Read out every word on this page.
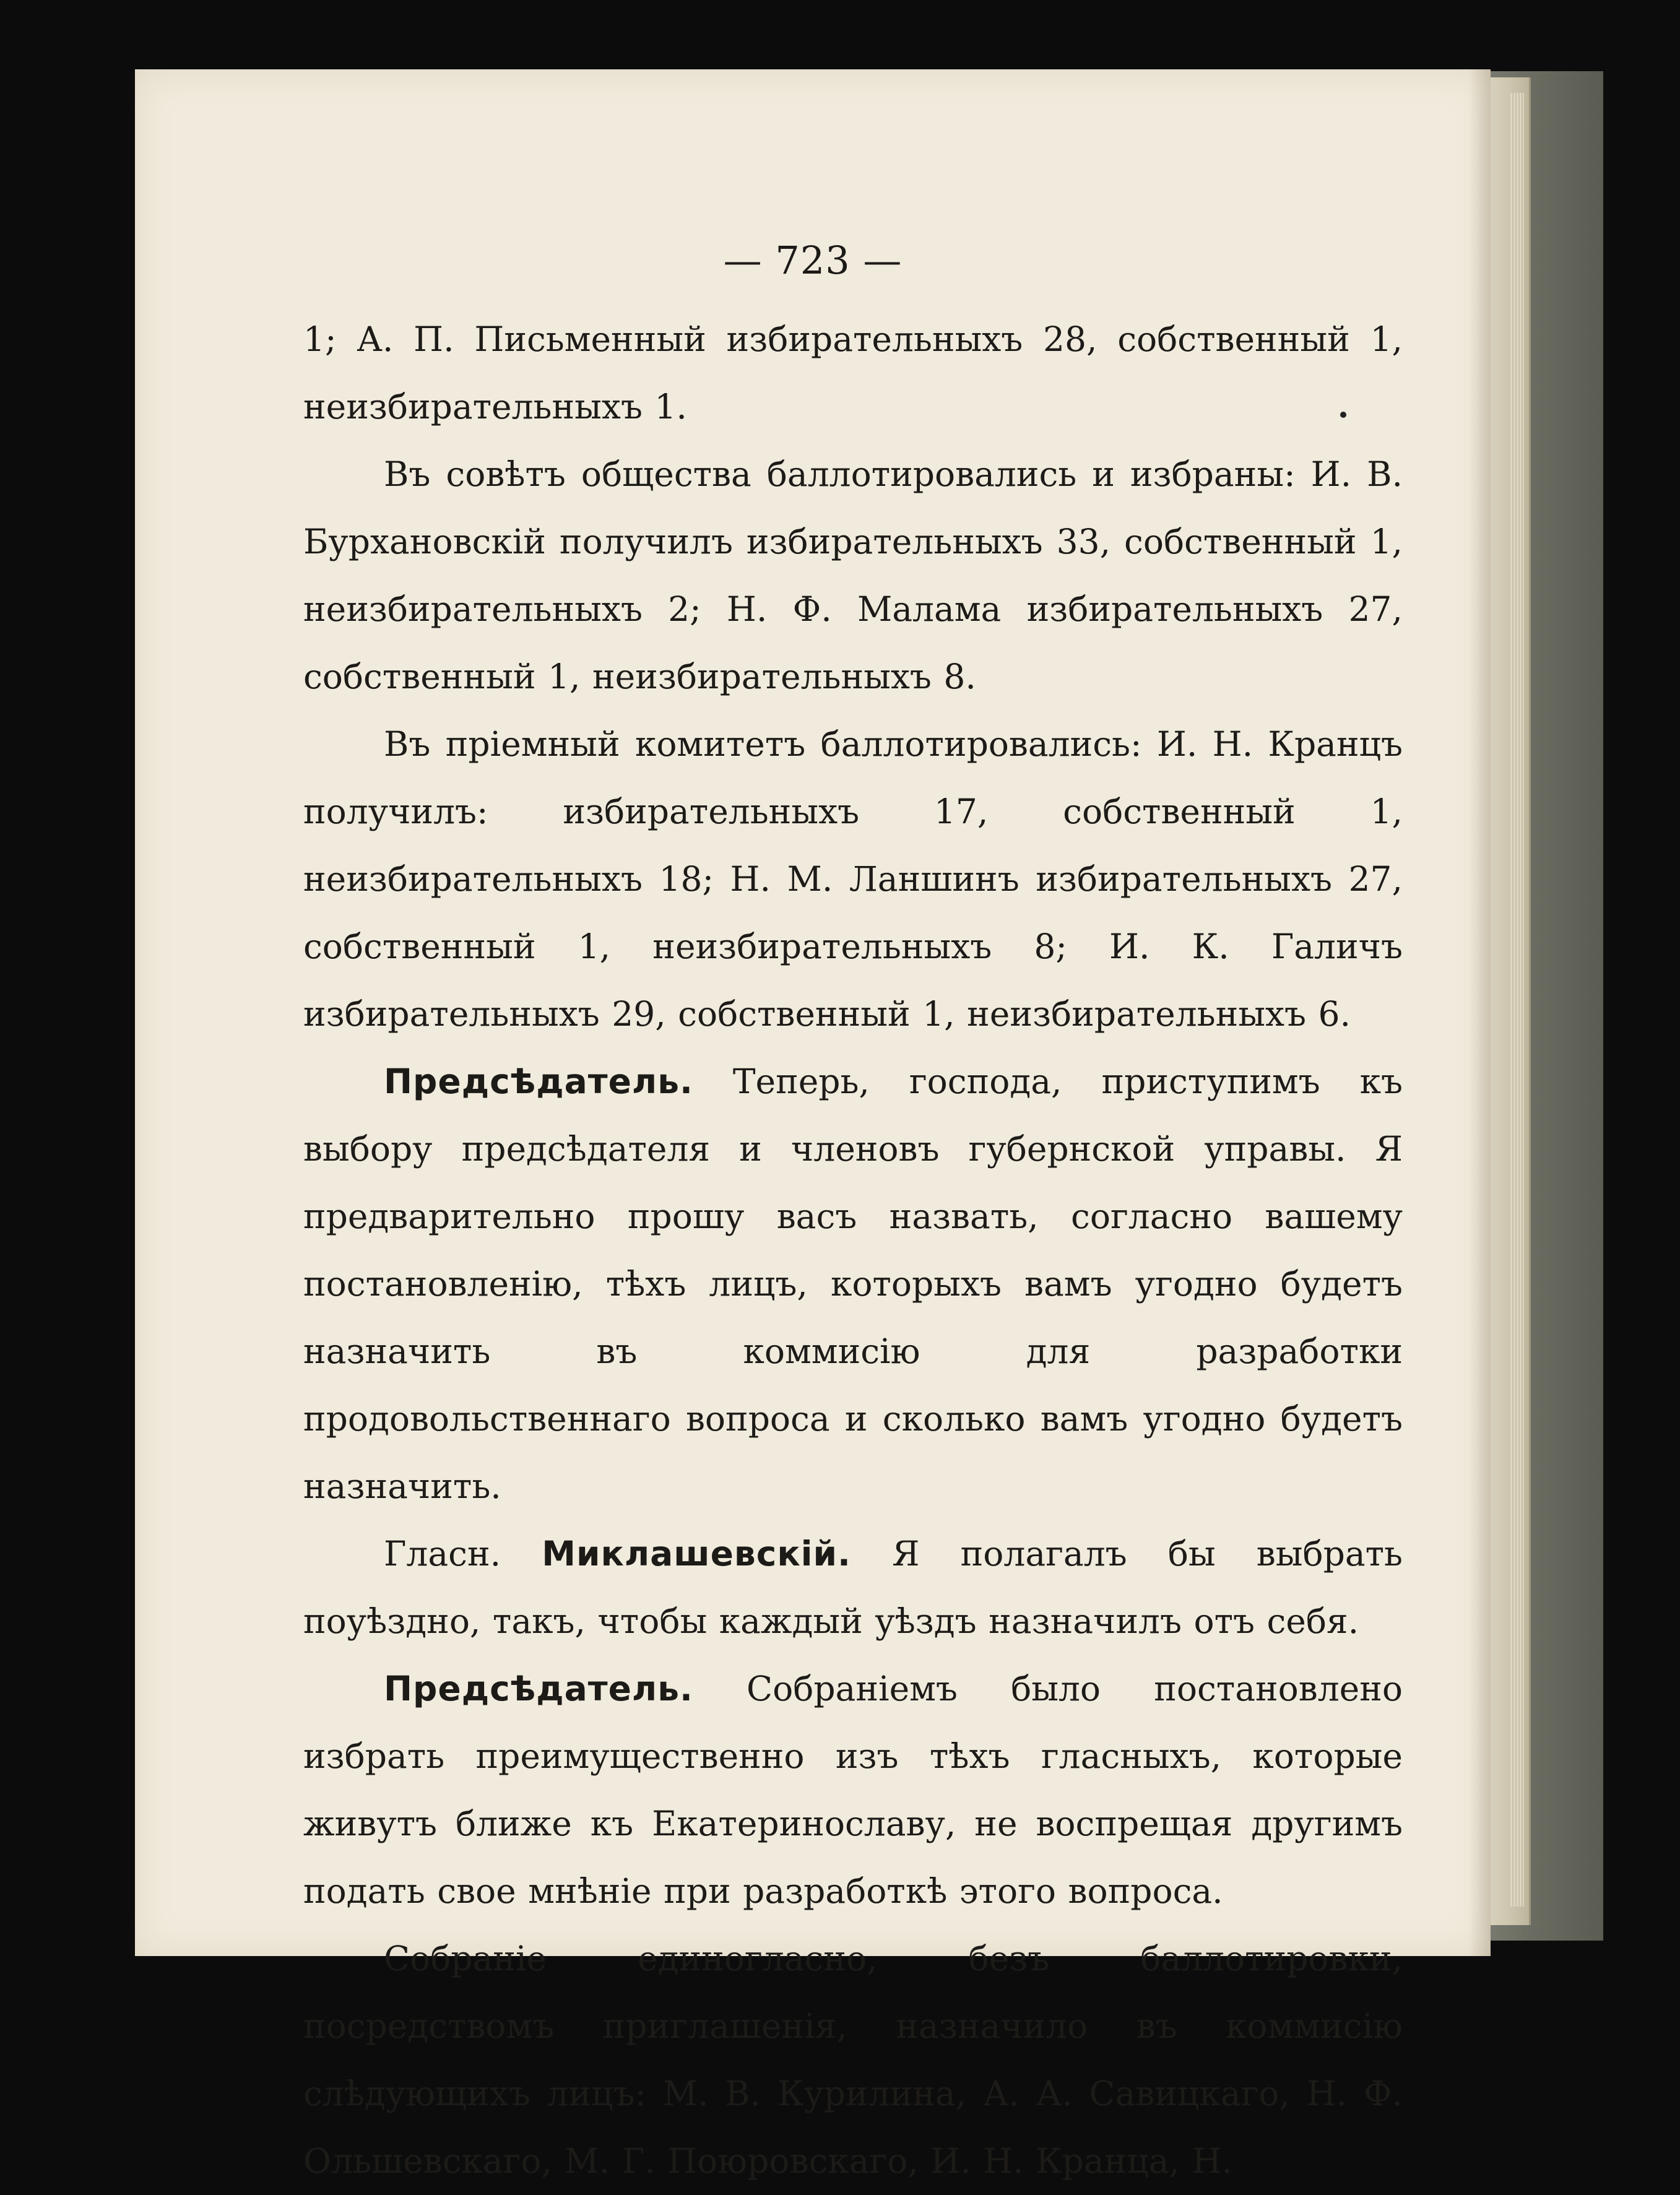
— 723 —

1; А. П. Письменный избирательныхъ 28, собственный 1, неизбирательныхъ 1.

Въ совѣтъ общества баллотировались и избраны: И. В. Бурхановскій получилъ избирательныхъ 33, собственный 1, неизбирательныхъ 2; Н. Ф. Малама избирательныхъ 27, собственный 1, неизбирательныхъ 8.

Въ пріемный комитетъ баллотировались: И. Н. Кранцъ получилъ: избирательныхъ 17, собственный 1, неизбирательныхъ 18; Н. М. Ланшинъ избирательныхъ 27, собственный 1, неизбирательныхъ 8; И. К. Галичъ избирательныхъ 29, собственный 1, неизбирательныхъ 6.

Предсѣдатель. Теперь, господа, приступимъ къ выбору предсѣдателя и членовъ губернской управы. Я предварительно прошу васъ назвать, согласно вашему постановленію, тѣхъ лицъ, которыхъ вамъ угодно будетъ назначить въ коммисію для разработки продовольственнаго вопроса и сколько вамъ угодно будетъ назначить.

Гласн. Миклашевскій. Я полагалъ бы выбрать поуѣздно, такъ, чтобы каждый уѣздъ назначилъ отъ себя.

Предсѣдатель. Собраніемъ было постановлено избрать преимущественно изъ тѣхъ гласныхъ, которые живутъ ближе къ Екатеринославу, не воспрещая другимъ подать свое мнѣніе при разработкѣ этого вопроса.

Собраніе единогласно, безъ баллотировки, посредствомъ приглашенія, назначило въ коммисію слѣдующихъ лицъ: М. В. Курилина, А. А. Савицкаго, Н. Ф. Ольшевскаго, М. Г. Поюровскаго, И. Н. Кранца, Н.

> _INSTRUCTIONS TO FOLLOW_
From the data above, copy each line that has the string "получилъ".

> _WRITTEN ANSWER_
Въ совѣтъ общества баллотировались и избраны: И. В. Бурхановскій получилъ избирательныхъ 33, собственный 1, неизбирательныхъ 2; Н. Ф. Малама избирательныхъ 27, собственный 1, неизбирательныхъ 8.
Въ пріемный комитетъ баллотировались: И. Н. Кранцъ получилъ: избирательныхъ 17, собственный 1, неизбирательныхъ 18; Н. М. Ланшинъ избирательныхъ 27, собственный 1, неизбирательныхъ 8; И. К. Галичъ избирательныхъ 29, собственный 1, неизбирательныхъ 6.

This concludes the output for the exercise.